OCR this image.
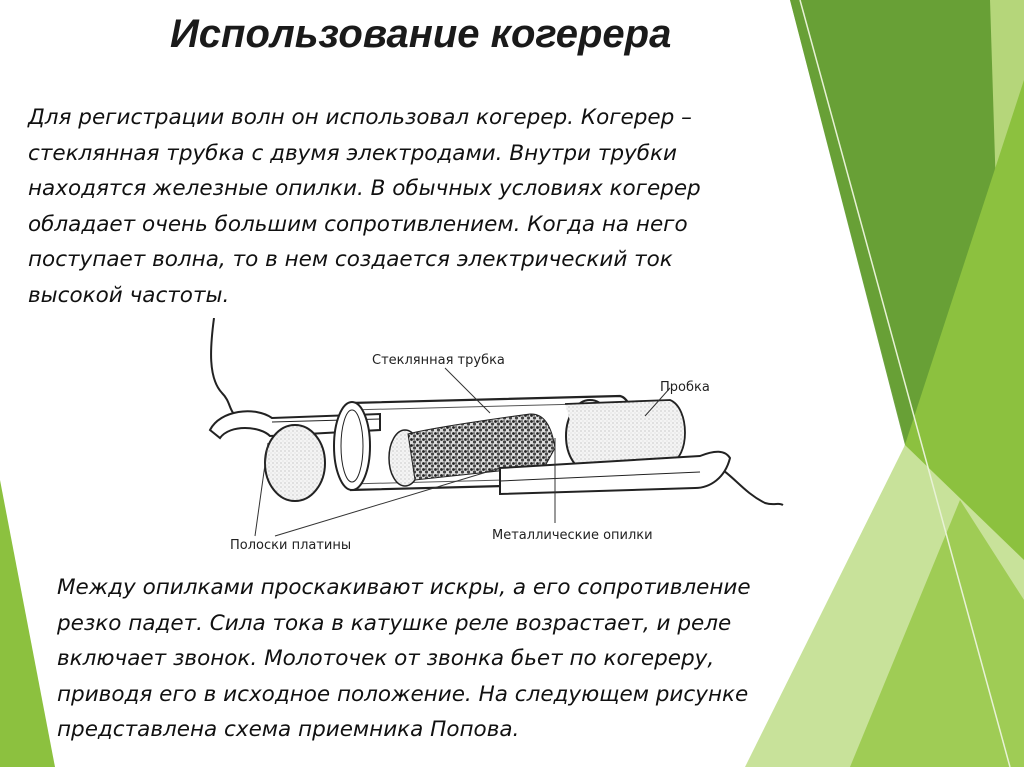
Использование когерера
Для регистрации волн он использовал когерер. Когерер –
стеклянная трубка с двумя электродами. Внутри трубки
находятся железные опилки. В обычных условиях когерер
обладает очень большим сопротивлением. Когда на него
поступает волна, то в нем создается электрический ток
высокой частоты.
Стеклянная трубка
Пробка
Полоски платины
Металлические опилки
Между опилками проскакивают искры, а его сопротивление
резко падет. Сила тока в катушке реле возрастает, и реле
включает звонок. Молоточек от звонка бьет по когереру,
приводя его в исходное положение. На следующем рисунке
представлена схема приемника Попова.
--
◆ Brief:
Copy the data word for word. Pictures do not go in the copy.

◆ Final result:
OCR this image.
Использование когерера
Для регистрации волн он использовал когерер. Когерер –
стеклянная трубка с двумя электродами. Внутри трубки
находятся железные опилки. В обычных условиях когерер
обладает очень большим сопротивлением. Когда на него
поступает волна, то в нем создается электрический ток
высокой частоты.
Стеклянная трубка
Пробка
Полоски платины
Металлические опилки
Между опилками проскакивают искры, а его сопротивление
резко падет. Сила тока в катушке реле возрастает, и реле
включает звонок. Молоточек от звонка бьет по когереру,
приводя его в исходное положение. На следующем рисунке
представлена схема приемника Попова.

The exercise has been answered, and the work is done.